### [Information shown]
---+---
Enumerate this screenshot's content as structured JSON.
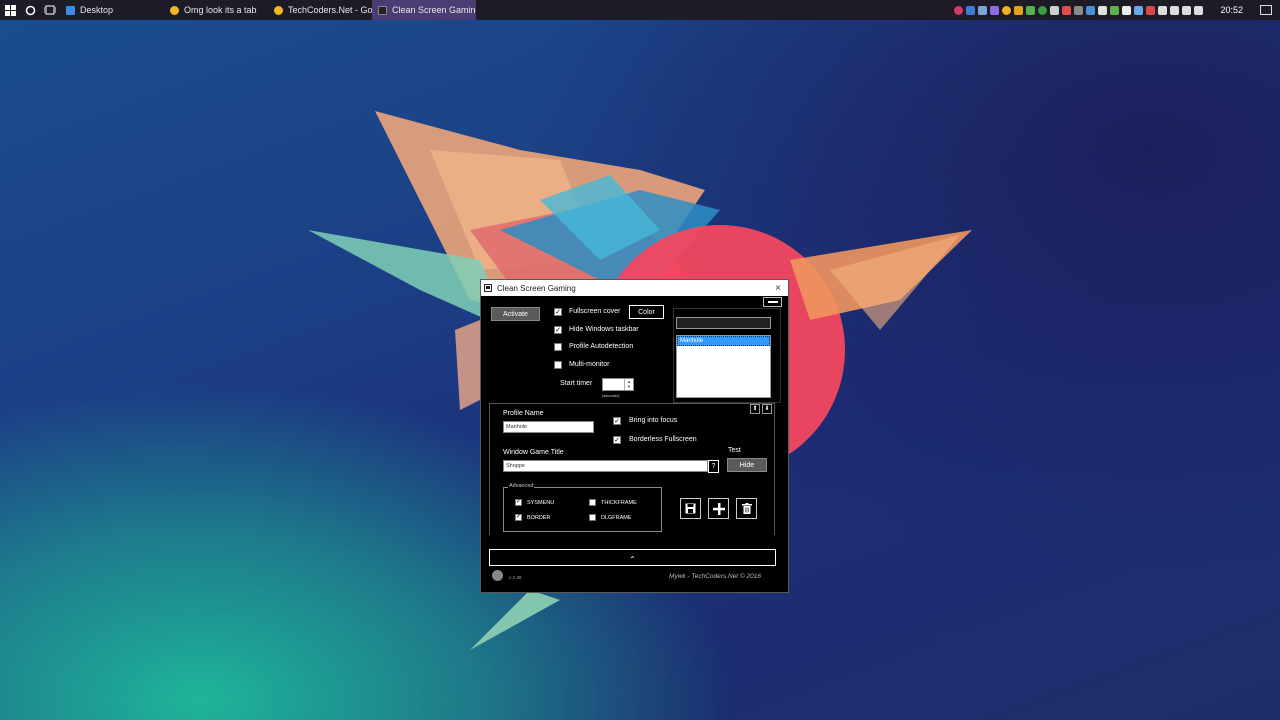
{
  "taskbar": {
    "tasks": [
      {
        "label": "Desktop",
        "active": false
      },
      {
        "label": "Omg look its a tab",
        "active": false
      },
      {
        "label": "TechCoders.Net - Go...",
        "active": false
      },
      {
        "label": "Clean Screen Gaming",
        "active": true
      }
    ],
    "clock": "20:52"
  },
  "window": {
    "title": "Clean Screen Gaming",
    "close_glyph": "×",
    "activate_label": "Activate",
    "color_label": "Color",
    "options": [
      {
        "label": "Fullscreen cover",
        "checked": true
      },
      {
        "label": "Hide Windows taskbar",
        "checked": true
      },
      {
        "label": "Profile Autodetection",
        "checked": false
      },
      {
        "label": "Multi-monitor",
        "checked": false
      }
    ],
    "start_timer_label": "Start timer",
    "seconds_label": "(seconds)",
    "profiles": [
      "Manhole"
    ],
    "selected_profile": "Manhole",
    "profile_name_label": "Profile Name",
    "profile_name_value": "Manhole",
    "bring_into_focus": {
      "label": "Bring into focus",
      "checked": true
    },
    "borderless_fullscreen": {
      "label": "Borderless Fullscreen",
      "checked": true
    },
    "window_game_title_label": "Window Game Title",
    "window_game_title_value": "Shoppe",
    "question_label": "?",
    "test_label": "Test",
    "hide_label": "Hide",
    "advanced_label": "Advanced",
    "advanced_flags": [
      {
        "label": "SYSMENU",
        "checked": true
      },
      {
        "label": "THICKFRAME",
        "checked": false
      },
      {
        "label": "BORDER",
        "checked": true
      },
      {
        "label": "DLGFRAME",
        "checked": false
      }
    ],
    "version": "v 2.36",
    "credit": "Mywk - TechCoders.Net © 2016"
  },
  "colors": {
    "active_task": "#4b3d73",
    "selection": "#3399ff"
  }
}
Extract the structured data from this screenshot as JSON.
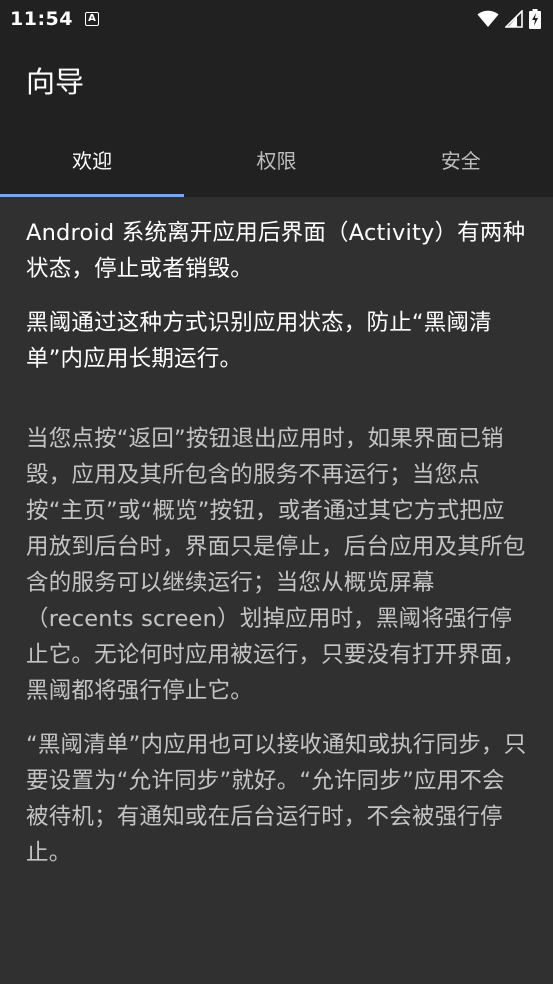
{
  "status_bar": {
    "time": "11:54",
    "notification_icon": "a-letter-icon",
    "icons": [
      "wifi-icon",
      "cell-signal-icon",
      "battery-charging-icon"
    ]
  },
  "app_bar": {
    "title": "向导"
  },
  "tabs": [
    {
      "label": "欢迎",
      "active": true
    },
    {
      "label": "权限",
      "active": false
    },
    {
      "label": "安全",
      "active": false
    }
  ],
  "content": {
    "paragraphs": [
      "Android 系统离开应用后界面（Activity）有两种状态，停止或者销毁。",
      "黑阈通过这种方式识别应用状态，防止“黑阈清单”内应用长期运行。",
      "当您点按“返回”按钮退出应用时，如果界面已销毁，应用及其所包含的服务不再运行；当您点按“主页”或“概览”按钮，或者通过其它方式把应用放到后台时，界面只是停止，后台应用及其所包含的服务可以继续运行；当您从概览屏幕（recents screen）划掉应用时，黑阈将强行停止它。无论何时应用被运行，只要没有打开界面，黑阈都将强行停止它。",
      "“黑阈清单”内应用也可以接收通知或执行同步，只要设置为“允许同步”就好。“允许同步”应用不会被待机；有通知或在后台运行时，不会被强行停止。"
    ]
  },
  "colors": {
    "background": "#303030",
    "bars": "#212121",
    "accent": "#7aa7ec",
    "secondary_text": "#c4c4c4"
  }
}
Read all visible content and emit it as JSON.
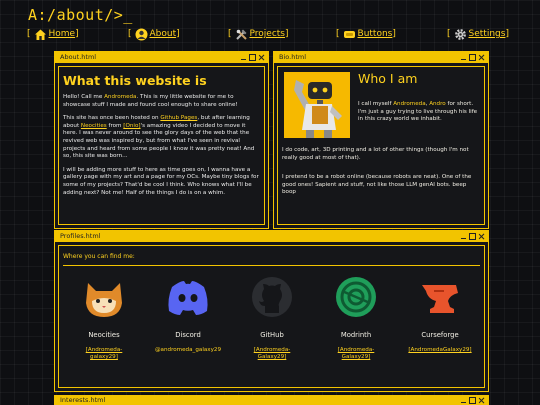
{
  "site": {
    "title": "A:/about/>_"
  },
  "nav": [
    {
      "label": "Home",
      "bracket_open": "[",
      "bracket_close": "]"
    },
    {
      "label": "About",
      "bracket_open": "[",
      "bracket_close": "]"
    },
    {
      "label": "Projects",
      "bracket_open": "[",
      "bracket_close": "]"
    },
    {
      "label": "Buttons",
      "bracket_open": "[",
      "bracket_close": "]"
    },
    {
      "label": "Settings",
      "bracket_open": "[",
      "bracket_close": "]"
    }
  ],
  "about_window": {
    "title": "About.html",
    "heading": "What this website is",
    "p1": {
      "a": "Hello! Call me ",
      "b": "Andromeda",
      "c": ". This is my little website for me to showcase stuff I made and found cool enough to share online!"
    },
    "p2": {
      "a": "This site has once been hosted on ",
      "b": "Github Pages",
      "c": ", but after learning about ",
      "d": "Neocities",
      "e": " from ",
      "f": "[Onio]",
      "g": "'s amazing video I decided to move it here. I was never around to see the glory days of the web that the revived web was inspired by, but from what I've seen in revival projects and heard from some people I know it was pretty neat! And so, this site was born..."
    },
    "p3": "I will be adding more stuff to here as time goes on, I wanna have a gallery page with my art and a page for my OCs. Maybe tiny blogs for some of my projects? That'd be cool I think. Who knows what I'll be adding next? Not me! Half of the things I do is on a whim."
  },
  "bio_window": {
    "title": "Bio.html",
    "heading": "Who I am",
    "p1": {
      "a": "I call myself ",
      "b": "Andromeda",
      "c": ", ",
      "d": "Andro",
      "e": " for short. I'm just a guy trying to live through his life in this crazy world we inhabit."
    },
    "p2": "I do code, art, 3D printing and a lot of other things (though I'm not really good at most of that).",
    "p3": "I pretend to be a robot online (because robots are neat). One of the good ones! Sapient and stuff, not like those LLM genAI bots. beep boop"
  },
  "profiles_window": {
    "title": "Profiles.html",
    "subtitle": "Where you can find me:",
    "items": [
      {
        "name": "Neocities",
        "handle_l1": "[Andromeda-",
        "handle_l2": "galaxy29]",
        "icon": "neocities-cat-icon"
      },
      {
        "name": "Discord",
        "handle_l1": "@andromeda_galaxy29",
        "handle_l2": "",
        "icon": "discord-icon"
      },
      {
        "name": "GitHub",
        "handle_l1": "[Andromeda-",
        "handle_l2": "Galaxy29]",
        "icon": "github-icon"
      },
      {
        "name": "Modrinth",
        "handle_l1": "[Andromeda-",
        "handle_l2": "Galaxy29]",
        "icon": "modrinth-icon"
      },
      {
        "name": "Curseforge",
        "handle_l1": "[AndromedaGalaxy29]",
        "handle_l2": "",
        "icon": "curseforge-icon"
      }
    ]
  },
  "interests_window": {
    "title": "Interests.html"
  },
  "colors": {
    "accent": "#ffd21f",
    "frame": "#f2c400",
    "background": "#0e0f12",
    "panel": "#151619"
  }
}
---+---
### [Stated task]
Write every entry out again exactly, dropping the pictures.

### [Result of the exercise]
Enumerate this screenshot's content as structured JSON.
{
  "taskbar": {
    "tasks": [
      {
        "label": "Desktop",
        "active": false
      },
      {
        "label": "Omg look its a tab",
        "active": false
      },
      {
        "label": "TechCoders.Net - Go...",
        "active": false
      },
      {
        "label": "Clean Screen Gaming",
        "active": true
      }
    ],
    "clock": "20:52"
  },
  "window": {
    "title": "Clean Screen Gaming",
    "close_glyph": "×",
    "activate_label": "Activate",
    "color_label": "Color",
    "options": [
      {
        "label": "Fullscreen cover",
        "checked": true
      },
      {
        "label": "Hide Windows taskbar",
        "checked": true
      },
      {
        "label": "Profile Autodetection",
        "checked": false
      },
      {
        "label": "Multi-monitor",
        "checked": false
      }
    ],
    "start_timer_label": "Start timer",
    "seconds_label": "(seconds)",
    "profiles": [
      "Manhole"
    ],
    "selected_profile": "Manhole",
    "profile_name_label": "Profile Name",
    "profile_name_value": "Manhole",
    "bring_into_focus": {
      "label": "Bring into focus",
      "checked": true
    },
    "borderless_fullscreen": {
      "label": "Borderless Fullscreen",
      "checked": true
    },
    "window_game_title_label": "Window Game Title",
    "window_game_title_value": "Shoppe",
    "question_label": "?",
    "test_label": "Test",
    "hide_label": "Hide",
    "advanced_label": "Advanced",
    "advanced_flags": [
      {
        "label": "SYSMENU",
        "checked": true
      },
      {
        "label": "THICKFRAME",
        "checked": false
      },
      {
        "label": "BORDER",
        "checked": true
      },
      {
        "label": "DLGFRAME",
        "checked": false
      }
    ],
    "version": "v 2.36",
    "credit": "Mywk - TechCoders.Net © 2016"
  },
  "colors": {
    "active_task": "#4b3d73",
    "selection": "#3399ff"
  }
}
Extract the structured data from this screenshot as JSON.
{
  "status_bar": {
    "time": "11:54",
    "notification_icon": "a-letter-icon",
    "icons": [
      "wifi-icon",
      "cell-signal-icon",
      "battery-charging-icon"
    ]
  },
  "app_bar": {
    "title": "向导"
  },
  "tabs": [
    {
      "label": "欢迎",
      "active": true
    },
    {
      "label": "权限",
      "active": false
    },
    {
      "label": "安全",
      "active": false
    }
  ],
  "content": {
    "paragraphs": [
      "Android 系统离开应用后界面（Activity）有两种状态，停止或者销毁。",
      "黑阈通过这种方式识别应用状态，防止“黑阈清单”内应用长期运行。",
      "当您点按“返回”按钮退出应用时，如果界面已销毁，应用及其所包含的服务不再运行；当您点按“主页”或“概览”按钮，或者通过其它方式把应用放到后台时，界面只是停止，后台应用及其所包含的服务可以继续运行；当您从概览屏幕（recents screen）划掉应用时，黑阈将强行停止它。无论何时应用被运行，只要没有打开界面，黑阈都将强行停止它。",
      "“黑阈清单”内应用也可以接收通知或执行同步，只要设置为“允许同步”就好。“允许同步”应用不会被待机；有通知或在后台运行时，不会被强行停止。"
    ]
  },
  "colors": {
    "background": "#303030",
    "bars": "#212121",
    "accent": "#7aa7ec",
    "secondary_text": "#c4c4c4"
  }
}
Read all visible content and emit it as JSON.
{
  "site": {
    "title": "A:/about/>_"
  },
  "nav": [
    {
      "label": "Home",
      "bracket_open": "[",
      "bracket_close": "]"
    },
    {
      "label": "About",
      "bracket_open": "[",
      "bracket_close": "]"
    },
    {
      "label": "Projects",
      "bracket_open": "[",
      "bracket_close": "]"
    },
    {
      "label": "Buttons",
      "bracket_open": "[",
      "bracket_close": "]"
    },
    {
      "label": "Settings",
      "bracket_open": "[",
      "bracket_close": "]"
    }
  ],
  "about_window": {
    "title": "About.html",
    "heading": "What this website is",
    "p1": {
      "a": "Hello! Call me ",
      "b": "Andromeda",
      "c": ". This is my little website for me to showcase stuff I made and found cool enough to share online!"
    },
    "p2": {
      "a": "This site has once been hosted on ",
      "b": "Github Pages",
      "c": ", but after learning about ",
      "d": "Neocities",
      "e": " from ",
      "f": "[Onio]",
      "g": "'s amazing video I decided to move it here. I was never around to see the glory days of the web that the revived web was inspired by, but from what I've seen in revival projects and heard from some people I know it was pretty neat! And so, this site was born..."
    },
    "p3": "I will be adding more stuff to here as time goes on, I wanna have a gallery page with my art and a page for my OCs. Maybe tiny blogs for some of my projects? That'd be cool I think. Who knows what I'll be adding next? Not me! Half of the things I do is on a whim."
  },
  "bio_window": {
    "title": "Bio.html",
    "heading": "Who I am",
    "p1": {
      "a": "I call myself ",
      "b": "Andromeda",
      "c": ", ",
      "d": "Andro",
      "e": " for short. I'm just a guy trying to live through his life in this crazy world we inhabit."
    },
    "p2": "I do code, art, 3D printing and a lot of other things (though I'm not really good at most of that).",
    "p3": "I pretend to be a robot online (because robots are neat). One of the good ones! Sapient and stuff, not like those LLM genAI bots. beep boop"
  },
  "profiles_window": {
    "title": "Profiles.html",
    "subtitle": "Where you can find me:",
    "items": [
      {
        "name": "Neocities",
        "handle_l1": "[Andromeda-",
        "handle_l2": "galaxy29]",
        "icon": "neocities-cat-icon"
      },
      {
        "name": "Discord",
        "handle_l1": "@andromeda_galaxy29",
        "handle_l2": "",
        "icon": "discord-icon"
      },
      {
        "name": "GitHub",
        "handle_l1": "[Andromeda-",
        "handle_l2": "Galaxy29]",
        "icon": "github-icon"
      },
      {
        "name": "Modrinth",
        "handle_l1": "[Andromeda-",
        "handle_l2": "Galaxy29]",
        "icon": "modrinth-icon"
      },
      {
        "name": "Curseforge",
        "handle_l1": "[AndromedaGalaxy29]",
        "handle_l2": "",
        "icon": "curseforge-icon"
      }
    ]
  },
  "interests_window": {
    "title": "Interests.html"
  },
  "colors": {
    "accent": "#ffd21f",
    "frame": "#f2c400",
    "background": "#0e0f12",
    "panel": "#151619"
  }
}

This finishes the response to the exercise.